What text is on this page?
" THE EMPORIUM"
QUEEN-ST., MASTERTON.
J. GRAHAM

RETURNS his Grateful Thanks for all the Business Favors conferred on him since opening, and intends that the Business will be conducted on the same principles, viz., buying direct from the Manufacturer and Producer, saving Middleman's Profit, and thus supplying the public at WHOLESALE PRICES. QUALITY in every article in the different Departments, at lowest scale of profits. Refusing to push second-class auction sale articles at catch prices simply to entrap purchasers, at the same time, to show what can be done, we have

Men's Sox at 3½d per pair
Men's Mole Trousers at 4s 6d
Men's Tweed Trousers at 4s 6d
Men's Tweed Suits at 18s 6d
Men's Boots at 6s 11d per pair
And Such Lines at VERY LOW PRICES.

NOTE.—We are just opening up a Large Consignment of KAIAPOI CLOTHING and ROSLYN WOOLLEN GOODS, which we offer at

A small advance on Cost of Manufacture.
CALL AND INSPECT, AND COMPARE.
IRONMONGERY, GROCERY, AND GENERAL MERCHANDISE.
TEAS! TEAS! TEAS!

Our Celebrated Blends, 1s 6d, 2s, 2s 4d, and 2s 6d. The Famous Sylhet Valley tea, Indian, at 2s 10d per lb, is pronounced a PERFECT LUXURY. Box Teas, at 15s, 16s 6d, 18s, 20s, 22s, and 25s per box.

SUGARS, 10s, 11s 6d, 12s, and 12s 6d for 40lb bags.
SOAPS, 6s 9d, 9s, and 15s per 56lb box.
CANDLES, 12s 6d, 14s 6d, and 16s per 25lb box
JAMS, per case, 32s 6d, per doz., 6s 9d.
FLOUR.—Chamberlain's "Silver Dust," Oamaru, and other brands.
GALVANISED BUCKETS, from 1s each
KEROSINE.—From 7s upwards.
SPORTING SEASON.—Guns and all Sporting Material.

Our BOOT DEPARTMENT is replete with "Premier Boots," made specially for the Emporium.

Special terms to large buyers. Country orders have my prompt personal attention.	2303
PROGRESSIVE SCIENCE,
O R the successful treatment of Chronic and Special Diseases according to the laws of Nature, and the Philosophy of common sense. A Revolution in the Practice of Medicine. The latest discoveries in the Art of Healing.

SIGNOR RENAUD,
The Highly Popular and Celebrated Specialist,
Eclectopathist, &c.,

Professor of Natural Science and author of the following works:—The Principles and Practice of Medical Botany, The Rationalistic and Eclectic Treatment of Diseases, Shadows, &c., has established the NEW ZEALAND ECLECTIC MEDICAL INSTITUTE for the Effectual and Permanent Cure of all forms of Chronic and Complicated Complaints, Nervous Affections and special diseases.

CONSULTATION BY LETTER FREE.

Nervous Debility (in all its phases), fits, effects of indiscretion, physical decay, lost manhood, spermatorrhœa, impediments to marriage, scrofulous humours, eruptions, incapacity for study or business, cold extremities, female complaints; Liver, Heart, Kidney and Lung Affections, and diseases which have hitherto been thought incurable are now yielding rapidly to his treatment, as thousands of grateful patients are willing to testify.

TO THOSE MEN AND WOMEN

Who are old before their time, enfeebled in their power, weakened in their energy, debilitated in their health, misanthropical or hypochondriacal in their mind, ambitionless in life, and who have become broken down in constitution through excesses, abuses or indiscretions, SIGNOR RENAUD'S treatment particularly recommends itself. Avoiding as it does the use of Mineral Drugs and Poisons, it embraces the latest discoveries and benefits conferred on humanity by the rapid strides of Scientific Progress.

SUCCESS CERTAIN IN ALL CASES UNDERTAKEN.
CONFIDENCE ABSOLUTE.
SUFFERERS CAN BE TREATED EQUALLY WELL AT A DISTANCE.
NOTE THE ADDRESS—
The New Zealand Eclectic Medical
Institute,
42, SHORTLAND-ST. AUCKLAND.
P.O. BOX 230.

_ _ _ _

__ACTIVITY__
Output all of the material exactly as written.

__ANSWER SPACE__
What text is on this page?
" THE EMPORIUM"
QUEEN-ST., MASTERTON.
J. GRAHAM

RETURNS his Grateful Thanks for all the Business Favors conferred on him since opening, and intends that the Business will be conducted on the same principles, viz., buying direct from the Manufacturer and Producer, saving Middleman's Profit, and thus supplying the public at WHOLESALE PRICES. QUALITY in every article in the different Departments, at lowest scale of profits. Refusing to push second-class auction sale articles at catch prices simply to entrap purchasers, at the same time, to show what can be done, we have

Men's Sox at 3½d per pair
Men's Mole Trousers at 4s 6d
Men's Tweed Trousers at 4s 6d
Men's Tweed Suits at 18s 6d
Men's Boots at 6s 11d per pair
And Such Lines at VERY LOW PRICES.

NOTE.—We are just opening up a Large Consignment of KAIAPOI CLOTHING and ROSLYN WOOLLEN GOODS, which we offer at

A small advance on Cost of Manufacture.
CALL AND INSPECT, AND COMPARE.
IRONMONGERY, GROCERY, AND GENERAL MERCHANDISE.
TEAS! TEAS! TEAS!

Our Celebrated Blends, 1s 6d, 2s, 2s 4d, and 2s 6d. The Famous Sylhet Valley tea, Indian, at 2s 10d per lb, is pronounced a PERFECT LUXURY. Box Teas, at 15s, 16s 6d, 18s, 20s, 22s, and 25s per box.

SUGARS, 10s, 11s 6d, 12s, and 12s 6d for 40lb bags.
SOAPS, 6s 9d, 9s, and 15s per 56lb box.
CANDLES, 12s 6d, 14s 6d, and 16s per 25lb box
JAMS, per case, 32s 6d, per doz., 6s 9d.
FLOUR.—Chamberlain's "Silver Dust," Oamaru, and other brands.
GALVANISED BUCKETS, from 1s each
KEROSINE.—From 7s upwards.
SPORTING SEASON.—Guns and all Sporting Material.

Our BOOT DEPARTMENT is replete with "Premier Boots," made specially for the Emporium.

Special terms to large buyers. Country orders have my prompt personal attention.	2303
PROGRESSIVE SCIENCE,
O R the successful treatment of Chronic and Special Diseases according to the laws of Nature, and the Philosophy of common sense. A Revolution in the Practice of Medicine. The latest discoveries in the Art of Healing.

SIGNOR RENAUD,
The Highly Popular and Celebrated Specialist,
Eclectopathist, &c.,

Professor of Natural Science and author of the following works:—The Principles and Practice of Medical Botany, The Rationalistic and Eclectic Treatment of Diseases, Shadows, &c., has established the NEW ZEALAND ECLECTIC MEDICAL INSTITUTE for the Effectual and Permanent Cure of all forms of Chronic and Complicated Complaints, Nervous Affections and special diseases.

CONSULTATION BY LETTER FREE.

Nervous Debility (in all its phases), fits, effects of indiscretion, physical decay, lost manhood, spermatorrhœa, impediments to marriage, scrofulous humours, eruptions, incapacity for study or business, cold extremities, female complaints; Liver, Heart, Kidney and Lung Affections, and diseases which have hitherto been thought incurable are now yielding rapidly to his treatment, as thousands of grateful patients are willing to testify.

TO THOSE MEN AND WOMEN

Who are old before their time, enfeebled in their power, weakened in their energy, debilitated in their health, misanthropical or hypochondriacal in their mind, ambitionless in life, and who have become broken down in constitution through excesses, abuses or indiscretions, SIGNOR RENAUD'S treatment particularly recommends itself. Avoiding as it does the use of Mineral Drugs and Poisons, it embraces the latest discoveries and benefits conferred on humanity by the rapid strides of Scientific Progress.

SUCCESS CERTAIN IN ALL CASES UNDERTAKEN.
CONFIDENCE ABSOLUTE.
SUFFERERS CAN BE TREATED EQUALLY WELL AT A DISTANCE.
NOTE THE ADDRESS—
The New Zealand Eclectic Medical
Institute,
42, SHORTLAND-ST. AUCKLAND.
P.O. BOX 230.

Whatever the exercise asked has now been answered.